#### [What you have to do]
Repeat the entries exactly as they appear.

#### [Input records]
*** Begin section ***

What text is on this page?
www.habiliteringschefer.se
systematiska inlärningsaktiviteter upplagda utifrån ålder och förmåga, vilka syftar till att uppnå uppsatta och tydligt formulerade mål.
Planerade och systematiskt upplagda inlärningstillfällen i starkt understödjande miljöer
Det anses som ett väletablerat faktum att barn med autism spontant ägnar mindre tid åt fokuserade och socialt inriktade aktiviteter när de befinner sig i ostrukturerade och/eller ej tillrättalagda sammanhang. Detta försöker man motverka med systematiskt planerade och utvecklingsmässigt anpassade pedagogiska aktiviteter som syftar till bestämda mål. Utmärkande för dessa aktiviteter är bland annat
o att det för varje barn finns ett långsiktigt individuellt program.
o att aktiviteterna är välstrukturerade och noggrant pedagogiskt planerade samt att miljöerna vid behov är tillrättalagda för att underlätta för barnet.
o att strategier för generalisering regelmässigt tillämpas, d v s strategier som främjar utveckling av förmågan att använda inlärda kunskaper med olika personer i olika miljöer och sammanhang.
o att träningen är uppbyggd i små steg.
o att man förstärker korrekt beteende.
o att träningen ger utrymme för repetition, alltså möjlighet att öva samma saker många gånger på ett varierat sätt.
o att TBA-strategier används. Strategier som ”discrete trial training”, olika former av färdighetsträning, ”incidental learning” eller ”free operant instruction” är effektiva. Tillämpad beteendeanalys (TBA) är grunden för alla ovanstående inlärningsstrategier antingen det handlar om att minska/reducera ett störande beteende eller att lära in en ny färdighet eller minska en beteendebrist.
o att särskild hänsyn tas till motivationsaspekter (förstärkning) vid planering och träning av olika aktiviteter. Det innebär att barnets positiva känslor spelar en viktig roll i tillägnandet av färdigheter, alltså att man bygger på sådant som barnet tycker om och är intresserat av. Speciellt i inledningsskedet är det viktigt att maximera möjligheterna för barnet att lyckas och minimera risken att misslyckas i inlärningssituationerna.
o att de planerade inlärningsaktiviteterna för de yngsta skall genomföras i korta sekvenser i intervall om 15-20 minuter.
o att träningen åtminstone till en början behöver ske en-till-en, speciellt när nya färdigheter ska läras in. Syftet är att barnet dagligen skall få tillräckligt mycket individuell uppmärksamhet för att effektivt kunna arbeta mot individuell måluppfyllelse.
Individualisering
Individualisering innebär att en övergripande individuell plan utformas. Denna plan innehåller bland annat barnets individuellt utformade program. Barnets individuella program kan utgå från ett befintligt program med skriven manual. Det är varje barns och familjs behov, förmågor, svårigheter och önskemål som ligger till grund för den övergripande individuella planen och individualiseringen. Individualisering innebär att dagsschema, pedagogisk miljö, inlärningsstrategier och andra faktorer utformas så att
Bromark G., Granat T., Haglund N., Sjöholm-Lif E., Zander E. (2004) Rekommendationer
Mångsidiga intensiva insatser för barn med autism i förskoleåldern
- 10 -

*** End section ***

#### [Answer to the problem]
What text is on this page?
www.habiliteringschefer.se
systematiska inlärningsaktiviteter upplagda utifrån ålder och förmåga, vilka syftar till att uppnå uppsatta och tydligt formulerade mål.
Planerade och systematiskt upplagda inlärningstillfällen i starkt understödjande miljöer
Det anses som ett väletablerat faktum att barn med autism spontant ägnar mindre tid åt fokuserade och socialt inriktade aktiviteter när de befinner sig i ostrukturerade och/eller ej tillrättalagda sammanhang. Detta försöker man motverka med systematiskt planerade och utvecklingsmässigt anpassade pedagogiska aktiviteter som syftar till bestämda mål. Utmärkande för dessa aktiviteter är bland annat
o att det för varje barn finns ett långsiktigt individuellt program.
o att aktiviteterna är välstrukturerade och noggrant pedagogiskt planerade samt att miljöerna vid behov är tillrättalagda för att underlätta för barnet.
o att strategier för generalisering regelmässigt tillämpas, d v s strategier som främjar utveckling av förmågan att använda inlärda kunskaper med olika personer i olika miljöer och sammanhang.
o att träningen är uppbyggd i små steg.
o att man förstärker korrekt beteende.
o att träningen ger utrymme för repetition, alltså möjlighet att öva samma saker många gånger på ett varierat sätt.
o att TBA-strategier används. Strategier som ”discrete trial training”, olika former av färdighetsträning, ”incidental learning” eller ”free operant instruction” är effektiva. Tillämpad beteendeanalys (TBA) är grunden för alla ovanstående inlärningsstrategier antingen det handlar om att minska/reducera ett störande beteende eller att lära in en ny färdighet eller minska en beteendebrist.
o att särskild hänsyn tas till motivationsaspekter (förstärkning) vid planering och träning av olika aktiviteter. Det innebär att barnets positiva känslor spelar en viktig roll i tillägnandet av färdigheter, alltså att man bygger på sådant som barnet tycker om och är intresserat av. Speciellt i inledningsskedet är det viktigt att maximera möjligheterna för barnet att lyckas och minimera risken att misslyckas i inlärningssituationerna.
o att de planerade inlärningsaktiviteterna för de yngsta skall genomföras i korta sekvenser i intervall om 15-20 minuter.
o att träningen åtminstone till en början behöver ske en-till-en, speciellt när nya färdigheter ska läras in. Syftet är att barnet dagligen skall få tillräckligt mycket individuell uppmärksamhet för att effektivt kunna arbeta mot individuell måluppfyllelse.
Individualisering
Individualisering innebär att en övergripande individuell plan utformas. Denna plan innehåller bland annat barnets individuellt utformade program. Barnets individuella program kan utgå från ett befintligt program med skriven manual. Det är varje barns och familjs behov, förmågor, svårigheter och önskemål som ligger till grund för den övergripande individuella planen och individualiseringen. Individualisering innebär att dagsschema, pedagogisk miljö, inlärningsstrategier och andra faktorer utformas så att
Bromark G., Granat T., Haglund N., Sjöholm-Lif E., Zander E. (2004) Rekommendationer
Mångsidiga intensiva insatser för barn med autism i förskoleåldern
- 10 -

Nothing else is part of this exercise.